→ What you have to do
Return the count of lines that hold the string "身份证件号码", with no other words.
## Begin Records shown
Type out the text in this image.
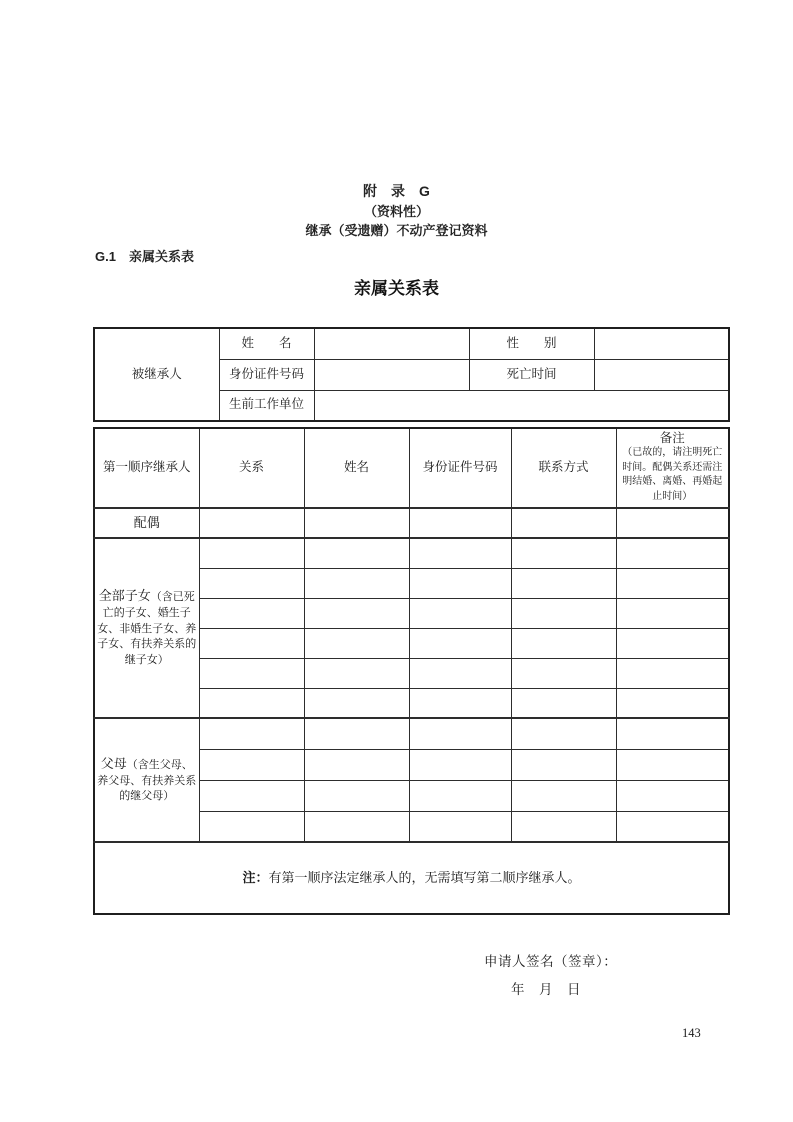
附　录　G
（资料性）
继承（受遗赠）不动产登记资料
G.1　亲属关系表
亲属关系表
被继承人	姓　　名		性　　别	
	身份证件号码		死亡时间	
	生前工作单位			
第一顺序继承人	关系	姓名	身份证件号码	联系方式	备注
（已故的，请注明死亡时间。配偶关系还需注明结婚、离婚、再婚起止时间）

配偶					

全部子女（含已死亡的子女、婚生子女、非婚生子女、养子女、有扶养关系的继子女）					

父母（含生父母、养父母、有扶养关系的继父母）					

注：有第一顺序法定继承人的，无需填写第二顺序继承人。					
申请人签名（签章）：
年　月　日
143
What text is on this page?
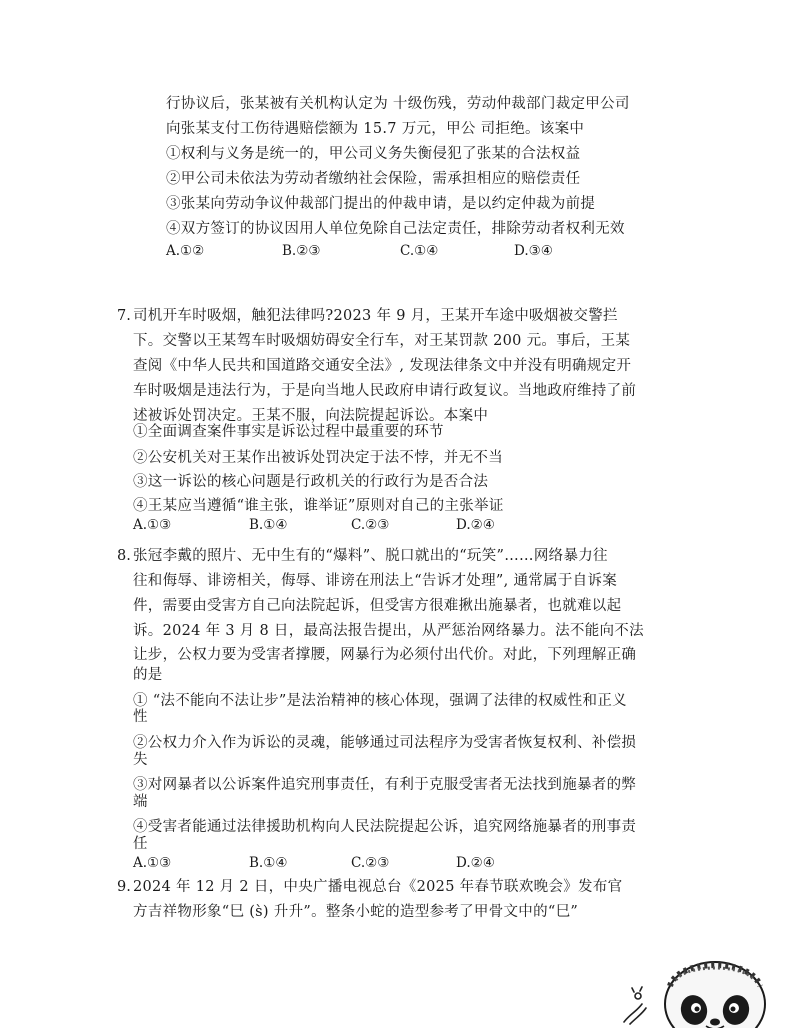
行协议后，张某被有关机构认定为 十级伤残，劳动仲裁部门裁定甲公司
向张某支付工伤待遇赔偿额为 15.7 万元，甲公 司拒绝。该案中
①权利与义务是统一的，甲公司义务失衡侵犯了张某的合法权益
②甲公司未依法为劳动者缴纳社会保险，需承担相应的赔偿责任
③张某向劳动争议仲裁部门提出的仲裁申请，是以约定仲裁为前提
④双方签订的协议因用人单位免除自己法定责任，排除劳动者权利无效
A.①②	B.②③	C.①④	D.③④
7. 司机开车时吸烟，触犯法律吗?2023 年 9 月，王某开车途中吸烟被交警拦
下。交警以王某驾车时吸烟妨碍安全行车，对王某罚款 200 元。事后，王某
查阅《中华人民共和国道路交通安全法》, 发现法律条文中并没有明确规定开
车时吸烟是违法行为，于是向当地人民政府申请行政复议。当地政府维持了前
述被诉处罚决定。王某不服，向法院提起诉讼。本案中
①全面调查案件事实是诉讼过程中最重要的环节
②公安机关对王某作出被诉处罚决定于法不悖，并无不当
③这一诉讼的核心问题是行政机关的行政行为是否合法
④王某应当遵循“谁主张，谁举证”原则对自己的主张举证
A.①③	B.①④	C.②③	D.②④
8. 张冠李戴的照片、无中生有的“爆料”、脱口就出的“玩笑”……网络暴力往
往和侮辱、诽谤相关，侮辱、诽谤在刑法上“告诉才处理”, 通常属于自诉案
件，需要由受害方自己向法院起诉，但受害方很难揪出施暴者，也就难以起
诉。2024 年 3 月 8 日，最高法报告提出，从严惩治网络暴力。法不能向不法
让步，公权力要为受害者撑腰，网暴行为必须付出代价。对此，下列理解正确
的是
① “法不能向不法让步”是法治精神的核心体现，强调了法律的权威性和正义
性
②公权力介入作为诉讼的灵魂，能够通过司法程序为受害者恢复权利、补偿损
失
③对网暴者以公诉案件追究刑事责任，有利于克服受害者无法找到施暴者的弊
端
④受害者能通过法律援助机构向人民法院提起公诉，追究网络施暴者的刑事责
任
A.①③	B.①④	C.②③	D.②④
9. 2024 年 12 月 2 日，中央广播电视总台《2025 年春节联欢晚会》发布官
方吉祥物形象“巳 (s̀) 升升”。整条小蛇的造型参考了甲骨文中的“巳”
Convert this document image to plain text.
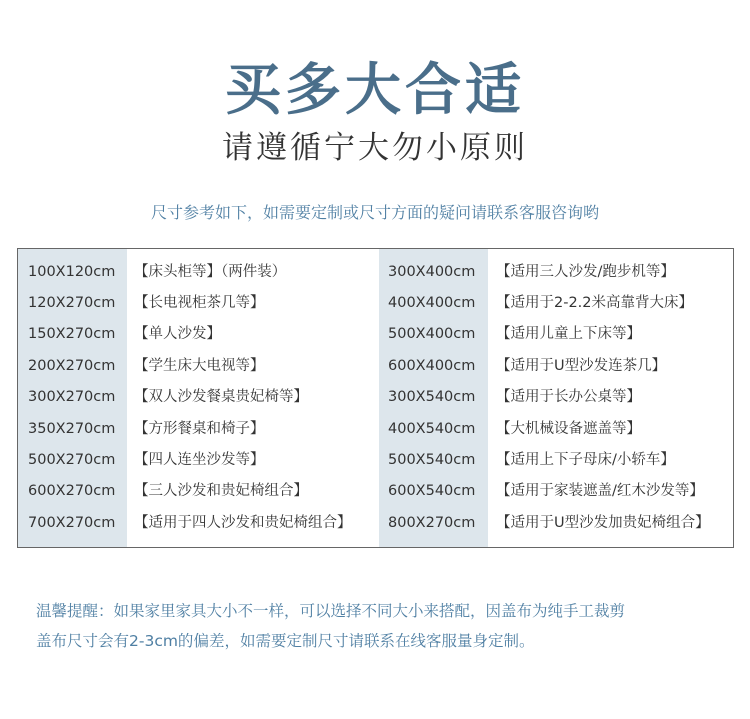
买多大合适
请遵循宁大勿小原则
尺寸参考如下，如需要定制或尺寸方面的疑问请联系客服咨询哟
100X120cm 【床头柜等】（两件装）	300X400cm 【适用三人沙发/跑步机等】
120X270cm 【长电视柜茶几等】	400X400cm 【适用于2-2.2米高靠背大床】
150X270cm 【单人沙发】	500X400cm 【适用儿童上下床等】
200X270cm 【学生床大电视等】	600X400cm 【适用于U型沙发连茶几】
300X270cm 【双人沙发餐桌贵妃椅等】	300X540cm 【适用于长办公桌等】
350X270cm 【方形餐桌和椅子】	400X540cm 【大机械设备遮盖等】
500X270cm 【四人连坐沙发等】	500X540cm 【适用上下子母床/小轿车】
600X270cm 【三人沙发和贵妃椅组合】	600X540cm 【适用于家装遮盖/红木沙发等】
700X270cm 【适用于四人沙发和贵妃椅组合】	800X270cm 【适用于U型沙发加贵妃椅组合】
温馨提醒：如果家里家具大小不一样，可以选择不同大小来搭配，因盖布为纯手工裁剪
盖布尺寸会有2-3cm的偏差，如需要定制尺寸请联系在线客服量身定制。
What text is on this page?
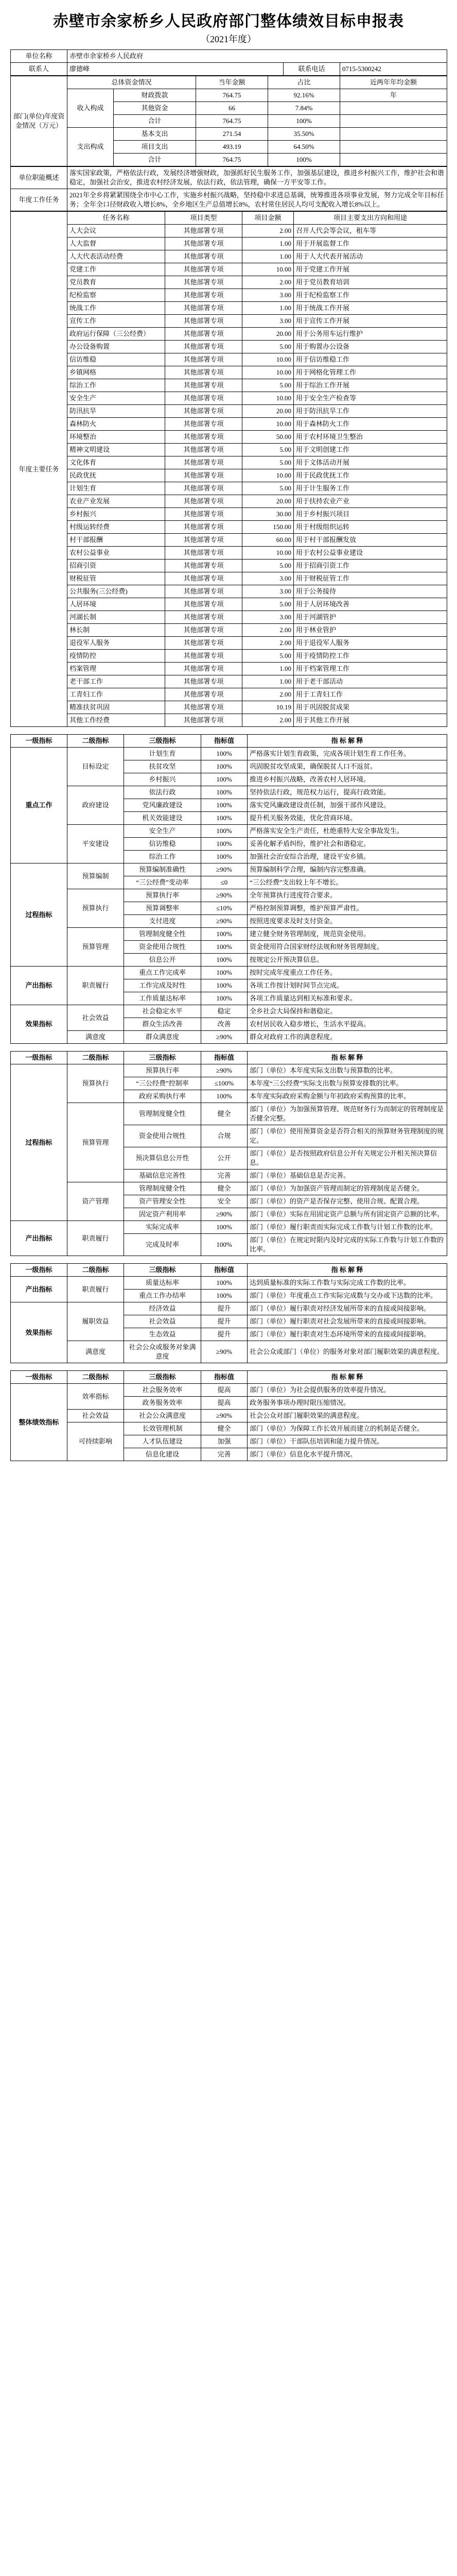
赤壁市余家桥乡人民政府部门整体绩效目标申报表
（2021年度）
单位名称	赤壁市余家桥乡人民政府		
联系人	廖德峰	联系电话	0715-5300242
部门(单位)年度资金情况（万元）	总体资金情况		当年金额	占比	近两年年均金额
	收入构成	财政拨款	764.75	92.16%	年
		其他资金	66	7.84%	
		合计	764.75	100%	
	支出构成	基本支出	271.54	35.50%	
		项目支出	493.19	64.50%	
		合计	764.75	100%	
单位职能概述	落实国家政策，严格依法行政，发展经济增强财政，加强抓好民生服务工作，加强基层建设，推进乡村振兴工作，维护社会和谐稳定，加强社会治安，推进农村经济发展，依法行政，依法管理，确保一方平安等工作。
年度工作任务	2021年全乡将紧紧围绕全市中心工作，实施乡村振兴战略，坚持稳中求进总基调，统筹推进各项事业发展，努力完成全年目标任务；全年全口径财政收入增长8%，全乡地区生产总值增长8%，农村常住居民人均可支配收入增长8%以上。
年度主要任务	任务名称	项目类型	项目金额	项目主要支出方向和用途
	人大会议	其他部署专项	2.00	召开人代会等会议，租车等
	人大监督	其他部署专项	1.00	用于开展监督工作
	人大代表活动经费	其他部署专项	1.00	用于人大代表开展活动
	党建工作	其他部署专项	10.00	用于党建工作开展
	党员教育	其他部署专项	2.00	用于党员教育培训
	纪检监察	其他部署专项	3.00	用于纪检监察工作
	统战工作	其他部署专项	1.00	用于统战工作开展
	宣传工作	其他部署专项	3.00	用于宣传工作开展
	政府运行保障（三公经费）	其他部署专项	20.00	用于公务用车运行维护
	办公设备购置	其他部署专项	5.00	用于购置办公设备
	信访维稳	其他部署专项	10.00	用于信访维稳工作
	乡镇网格	其他部署专项	10.00	用于网格化管理工作
	综治工作	其他部署专项	5.00	用于综治工作开展
	安全生产	其他部署专项	10.00	用于安全生产检查等
	防汛抗旱	其他部署专项	20.00	用于防汛抗旱工作
	森林防火	其他部署专项	10.00	用于森林防火工作
	环境整治	其他部署专项	50.00	用于农村环境卫生整治
	精神文明建设	其他部署专项	5.00	用于文明创建工作
	文化体育	其他部署专项	5.00	用于文体活动开展
	民政优抚	其他部署专项	10.00	用于民政优抚工作
	计划生育	其他部署专项	5.00	用于计生服务工作
	农业产业发展	其他部署专项	20.00	用于扶持农业产业
	乡村振兴	其他部署专项	30.00	用于乡村振兴项目
	村级运转经费	其他部署专项	150.00	用于村级组织运转
	村干部报酬	其他部署专项	60.00	用于村干部报酬发放
	农村公益事业	其他部署专项	10.00	用于农村公益事业建设
	招商引资	其他部署专项	5.00	用于招商引资工作
	财税征管	其他部署专项	3.00	用于财税征管工作
	公共服务(三公经费)	其他部署专项	3.00	用于公务接待
	人居环境	其他部署专项	5.00	用于人居环境改善
	河湖长制	其他部署专项	3.00	用于河湖管护
	林长制	其他部署专项	2.00	用于林业管护
	退役军人服务	其他部署专项	2.00	用于退役军人服务
	疫情防控	其他部署专项	5.00	用于疫情防控工作
	档案管理	其他部署专项	1.00	用于档案管理工作
	老干部工作	其他部署专项	1.00	用于老干部活动
	工青妇工作	其他部署专项	2.00	用于工青妇工作
	精准扶贫巩固	其他部署专项	10.19	用于巩固脱贫成果
	其他工作经费	其他部署专项	2.00	用于其他工作开展
一级指标	二级指标	三级指标	指标值	指 标 解 释
重点工作	目标设定	计划生育	100%	严格落实计划生育政策，完成各项计划生育工作任务。
		扶贫攻坚	100%	巩固脱贫攻坚成果，确保脱贫人口不返贫。
		乡村振兴	100%	推进乡村振兴战略，改善农村人居环境。
	政府建设	依法行政	100%	坚持依法行政，规范权力运行，提高行政效能。
		党风廉政建设	100%	落实党风廉政建设责任制，加强干部作风建设。
		机关效能建设	100%	提升机关服务效能，优化营商环境。
	平安建设	安全生产	100%	严格落实安全生产责任，杜绝重特大安全事故发生。
		信访维稳	100%	妥善化解矛盾纠纷，维护社会和谐稳定。
		综治工作	100%	加强社会治安综合治理，建设平安乡镇。
过程指标	预算编制	预算编制准确性	≥90%	预算编制科学合理，编制内容完整准确。
		“三公经费”变动率	≤0	“三公经费”支出较上年不增长。
	预算执行	预算执行率	≥90%	全年预算执行进度符合要求。
		预算调整率	≤10%	严格控制预算调整，维护预算严肃性。
		支付进度	≥90%	按照进度要求及时支付资金。
	预算管理	管理制度健全性	100%	建立健全财务管理制度，规范资金使用。
		资金使用合规性	100%	资金使用符合国家财经法规和财务管理制度。
		信息公开	100%	按规定公开预决算信息。
产出指标	职责履行	重点工作完成率	100%	按时完成年度重点工作任务。
		工作完成及时性	100%	各项工作按计划时间节点完成。
		工作质量达标率	100%	各项工作质量达到相关标准和要求。
效果指标	社会效益	社会稳定水平	稳定	全乡社会大局保持和谐稳定。
		群众生活改善	改善	农村居民收入稳步增长，生活水平提高。
	满意度	群众满意度	≥90%	群众对政府工作的满意程度。
一级指标	二级指标	三级指标	指标值	指 标 解 释
过程指标	预算执行	预算执行率	≥90%	部门（单位）本年度实际支出数与预算数的比率。
		“三公经费”控制率	≤100%	本年度“三公经费”实际支出数与预算安排数的比率。
		政府采购执行率	100%	本年度实际政府采购金额与年初政府采购预算的比率。
	预算管理	管理制度健全性	健全	部门（单位）为加强预算管理、规范财务行为而制定的管理制度是否健全完整。
		资金使用合规性	合规	部门（单位）使用预算资金是否符合相关的预算财务管理制度的规定。
		预决算信息公开性	公开	部门（单位）是否按照政府信息公开有关规定公开相关预决算信息。
		基础信息完善性	完善	部门（单位）基础信息是否完善。
	资产管理	管理制度健全性	健全	部门（单位）为加强资产管理而制定的管理制度是否健全。
		资产管理安全性	安全	部门（单位）的资产是否保存完整、使用合规、配置合理。
		固定资产利用率	≥90%	部门（单位）实际在用固定资产总额与所有固定资产总额的比率。
产出指标	职责履行	实际完成率	100%	部门（单位）履行职责而实际完成工作数与计划工作数的比率。
		完成及时率	100%	部门（单位）在规定时限内及时完成的实际工作数与计划工作数的比率。
一级指标	二级指标	三级指标	指标值	指 标 解 释
产出指标	职责履行	质量达标率	100%	达到质量标准的实际工作数与实际完成工作数的比率。
		重点工作办结率	100%	部门（单位）年度重点工作实际完成数与交办或下达数的比率。
效果指标	履职效益	经济效益	提升	部门（单位）履行职责对经济发展所带来的直接或间接影响。
		社会效益	提升	部门（单位）履行职责对社会发展所带来的直接或间接影响。
		生态效益	提升	部门（单位）履行职责对生态环境所带来的直接或间接影响。
	满意度	社会公众或服务对象满意度	≥90%	社会公众或部门（单位）的服务对象对部门履职效果的满意程度。
一级指标	二级指标	三级指标	指标值	指 标 解 释
整体绩效指标	效率指标	社会服务效率	提高	部门（单位）为社会提供服务的效率提升情况。
		政务服务效率	提高	政务服务事项办理时限压缩情况。
	社会效益	社会公众满意度	≥90%	社会公众对部门履职效果的满意程度。
	可持续影响	长效管理机制	健全	部门（单位）为保障工作长效开展而建立的机制是否健全。
		人才队伍建设	加强	部门（单位）干部队伍培训和能力提升情况。
		信息化建设	完善	部门（单位）信息化水平提升情况。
## End Records shown
→ Full output
2